---------- Material supplied ----------

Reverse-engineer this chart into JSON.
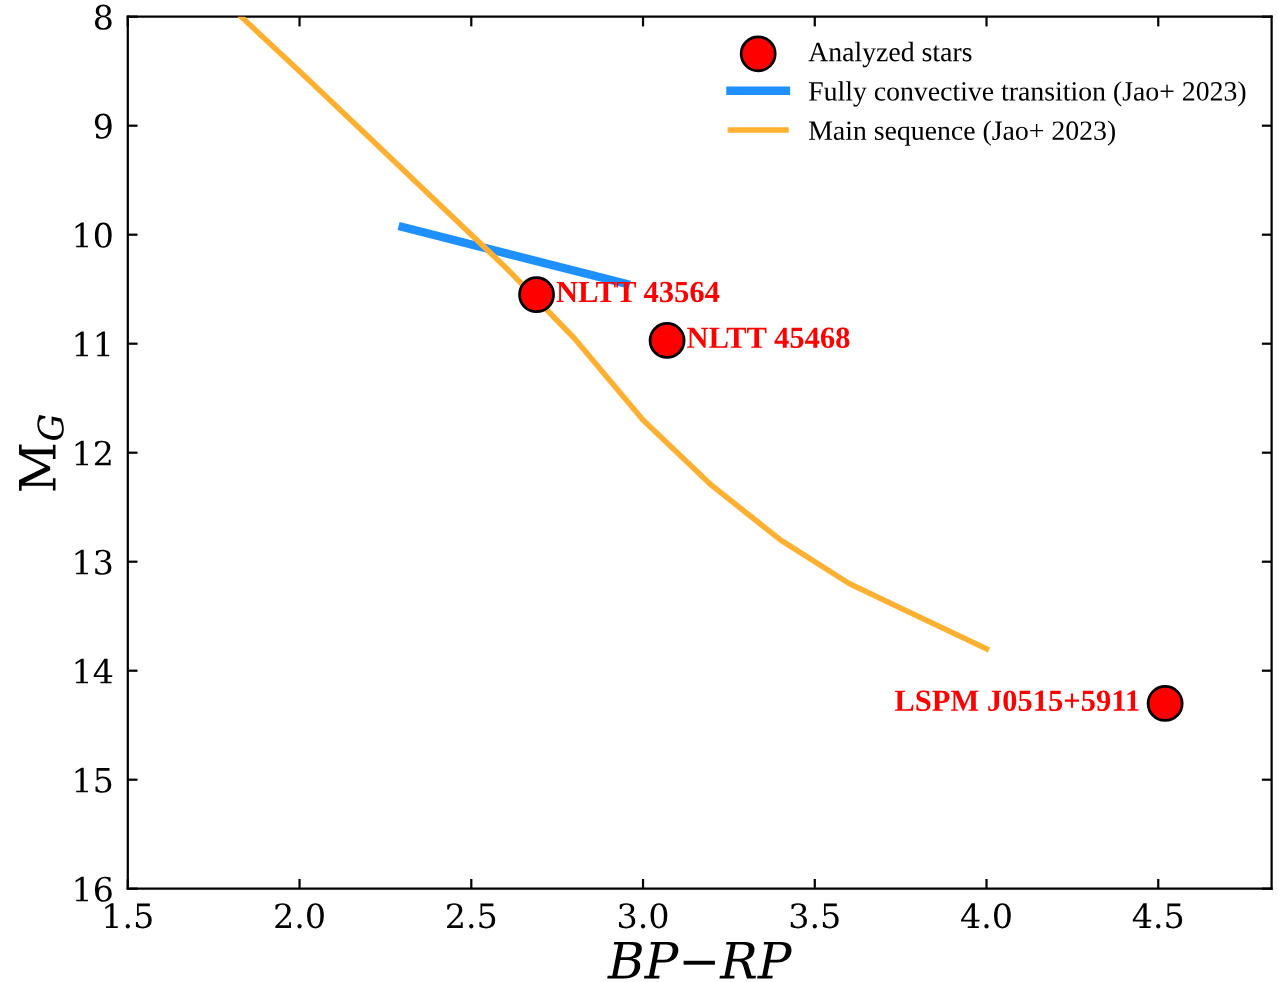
{
  "chart_data": {
    "type": "line",
    "xlabel": "BP−RP",
    "ylabel": "M$_{G}$",
    "xlim": [
      1.5,
      4.83
    ],
    "ylim": [
      16,
      8
    ],
    "xticks": [
      {
        "value": 1.5,
        "label": "1.5"
      },
      {
        "value": 2.0,
        "label": "2.0"
      },
      {
        "value": 2.5,
        "label": "2.5"
      },
      {
        "value": 3.0,
        "label": "3.0"
      },
      {
        "value": 3.5,
        "label": "3.5"
      },
      {
        "value": 4.0,
        "label": "4.0"
      },
      {
        "value": 4.5,
        "label": "4.5"
      }
    ],
    "yticks": [
      8,
      9,
      10,
      11,
      12,
      13,
      14,
      15,
      16
    ],
    "grid": false,
    "legend": "top right",
    "series": [
      {
        "name": "Analyzed stars",
        "type": "scatter",
        "marker": "circle",
        "color": "#ff0000",
        "x": [
          2.69,
          3.07,
          4.52
        ],
        "values": [
          10.55,
          10.97,
          14.3
        ],
        "value_labels": [
          "NLTT 43564",
          "NLTT 45468",
          "LSPM J0515+5911"
        ]
      },
      {
        "name": "Fully convective transition (Jao+ 2023)",
        "color": "#1e90ff",
        "x": [
          2.3,
          2.95
        ],
        "values": [
          9.93,
          10.45
        ]
      },
      {
        "name": "Main sequence (Jao+ 2023)",
        "color": "#ffb030",
        "x": [
          1.83,
          2.0,
          2.2,
          2.4,
          2.6,
          2.8,
          3.0,
          3.2,
          3.4,
          3.6,
          3.8,
          4.0
        ],
        "values": [
          8.0,
          8.5,
          9.1,
          9.7,
          10.3,
          10.95,
          11.7,
          12.3,
          12.8,
          13.2,
          13.5,
          13.8
        ]
      }
    ]
  }
}
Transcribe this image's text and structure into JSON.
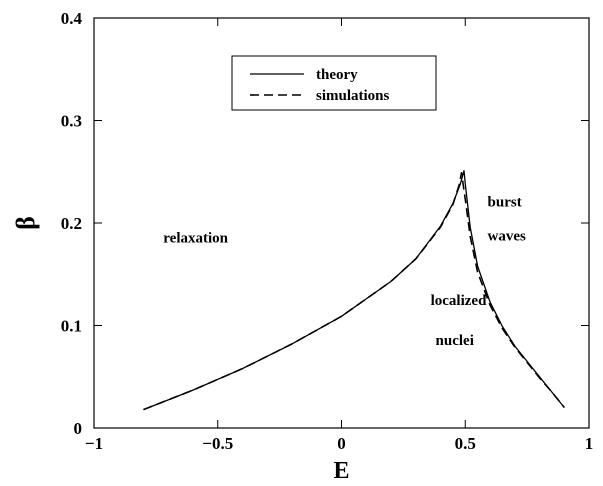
{
  "chart_data": {
    "type": "line",
    "xlabel": "E",
    "ylabel": "β",
    "xlim": [
      -1,
      1
    ],
    "ylim": [
      0,
      0.4
    ],
    "x_ticks": [
      "−1",
      "−0.5",
      "0",
      "0.5",
      "1"
    ],
    "y_ticks": [
      "0",
      "0.1",
      "0.2",
      "0.3",
      "0.4"
    ],
    "grid": false,
    "legend_position": "top-center",
    "series": [
      {
        "name": "theory",
        "style": "solid",
        "color": "#000000",
        "x": [
          -0.8,
          -0.6,
          -0.4,
          -0.2,
          0.0,
          0.2,
          0.3,
          0.4,
          0.45,
          0.48,
          0.495,
          0.5,
          0.52,
          0.55,
          0.6,
          0.65,
          0.7,
          0.75,
          0.8,
          0.85,
          0.9
        ],
        "y": [
          0.018,
          0.037,
          0.058,
          0.082,
          0.109,
          0.143,
          0.165,
          0.197,
          0.219,
          0.238,
          0.251,
          0.238,
          0.196,
          0.158,
          0.123,
          0.099,
          0.08,
          0.065,
          0.05,
          0.035,
          0.02
        ]
      },
      {
        "name": "simulations",
        "style": "dashed",
        "color": "#000000",
        "x": [
          -0.8,
          -0.6,
          -0.4,
          -0.2,
          0.0,
          0.2,
          0.3,
          0.4,
          0.45,
          0.475,
          0.485,
          0.5,
          0.52,
          0.55,
          0.6,
          0.65,
          0.7,
          0.75,
          0.8,
          0.85,
          0.9
        ],
        "y": [
          0.018,
          0.037,
          0.058,
          0.082,
          0.109,
          0.143,
          0.165,
          0.196,
          0.218,
          0.237,
          0.249,
          0.223,
          0.187,
          0.152,
          0.12,
          0.097,
          0.079,
          0.064,
          0.049,
          0.035,
          0.02
        ]
      }
    ],
    "annotations": [
      {
        "text": "relaxation",
        "x": -0.72,
        "y": 0.181
      },
      {
        "text": "localized",
        "x": 0.36,
        "y": 0.12
      },
      {
        "text": "nuclei",
        "x": 0.38,
        "y": 0.081
      },
      {
        "text": "burst",
        "x": 0.59,
        "y": 0.216
      },
      {
        "text": "waves",
        "x": 0.59,
        "y": 0.183
      }
    ]
  }
}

----------

* **Exercise brief**:
All the records need to be repeated exactly, with the images dropped.

* **Solution below**:
Reverse-engineer this chart into JSON.
{
  "chart_data": {
    "type": "line",
    "xlabel": "BP−RP",
    "ylabel": "M$_{G}$",
    "xlim": [
      1.5,
      4.83
    ],
    "ylim": [
      16,
      8
    ],
    "xticks": [
      {
        "value": 1.5,
        "label": "1.5"
      },
      {
        "value": 2.0,
        "label": "2.0"
      },
      {
        "value": 2.5,
        "label": "2.5"
      },
      {
        "value": 3.0,
        "label": "3.0"
      },
      {
        "value": 3.5,
        "label": "3.5"
      },
      {
        "value": 4.0,
        "label": "4.0"
      },
      {
        "value": 4.5,
        "label": "4.5"
      }
    ],
    "yticks": [
      8,
      9,
      10,
      11,
      12,
      13,
      14,
      15,
      16
    ],
    "grid": false,
    "legend": "top right",
    "series": [
      {
        "name": "Analyzed stars",
        "type": "scatter",
        "marker": "circle",
        "color": "#ff0000",
        "x": [
          2.69,
          3.07,
          4.52
        ],
        "values": [
          10.55,
          10.97,
          14.3
        ],
        "value_labels": [
          "NLTT 43564",
          "NLTT 45468",
          "LSPM J0515+5911"
        ]
      },
      {
        "name": "Fully convective transition (Jao+ 2023)",
        "color": "#1e90ff",
        "x": [
          2.3,
          2.95
        ],
        "values": [
          9.93,
          10.45
        ]
      },
      {
        "name": "Main sequence (Jao+ 2023)",
        "color": "#ffb030",
        "x": [
          1.83,
          2.0,
          2.2,
          2.4,
          2.6,
          2.8,
          3.0,
          3.2,
          3.4,
          3.6,
          3.8,
          4.0
        ],
        "values": [
          8.0,
          8.5,
          9.1,
          9.7,
          10.3,
          10.95,
          11.7,
          12.3,
          12.8,
          13.2,
          13.5,
          13.8
        ]
      }
    ]
  }
}
Transcribe this image's text and structure into JSON.
{
  "chart_data": {
    "type": "line",
    "xlabel": "E",
    "ylabel": "β",
    "xlim": [
      -1,
      1
    ],
    "ylim": [
      0,
      0.4
    ],
    "x_ticks": [
      "−1",
      "−0.5",
      "0",
      "0.5",
      "1"
    ],
    "y_ticks": [
      "0",
      "0.1",
      "0.2",
      "0.3",
      "0.4"
    ],
    "grid": false,
    "legend_position": "top-center",
    "series": [
      {
        "name": "theory",
        "style": "solid",
        "color": "#000000",
        "x": [
          -0.8,
          -0.6,
          -0.4,
          -0.2,
          0.0,
          0.2,
          0.3,
          0.4,
          0.45,
          0.48,
          0.495,
          0.5,
          0.52,
          0.55,
          0.6,
          0.65,
          0.7,
          0.75,
          0.8,
          0.85,
          0.9
        ],
        "y": [
          0.018,
          0.037,
          0.058,
          0.082,
          0.109,
          0.143,
          0.165,
          0.197,
          0.219,
          0.238,
          0.251,
          0.238,
          0.196,
          0.158,
          0.123,
          0.099,
          0.08,
          0.065,
          0.05,
          0.035,
          0.02
        ]
      },
      {
        "name": "simulations",
        "style": "dashed",
        "color": "#000000",
        "x": [
          -0.8,
          -0.6,
          -0.4,
          -0.2,
          0.0,
          0.2,
          0.3,
          0.4,
          0.45,
          0.475,
          0.485,
          0.5,
          0.52,
          0.55,
          0.6,
          0.65,
          0.7,
          0.75,
          0.8,
          0.85,
          0.9
        ],
        "y": [
          0.018,
          0.037,
          0.058,
          0.082,
          0.109,
          0.143,
          0.165,
          0.196,
          0.218,
          0.237,
          0.249,
          0.223,
          0.187,
          0.152,
          0.12,
          0.097,
          0.079,
          0.064,
          0.049,
          0.035,
          0.02
        ]
      }
    ],
    "annotations": [
      {
        "text": "relaxation",
        "x": -0.72,
        "y": 0.181
      },
      {
        "text": "localized",
        "x": 0.36,
        "y": 0.12
      },
      {
        "text": "nuclei",
        "x": 0.38,
        "y": 0.081
      },
      {
        "text": "burst",
        "x": 0.59,
        "y": 0.216
      },
      {
        "text": "waves",
        "x": 0.59,
        "y": 0.183
      }
    ]
  }
}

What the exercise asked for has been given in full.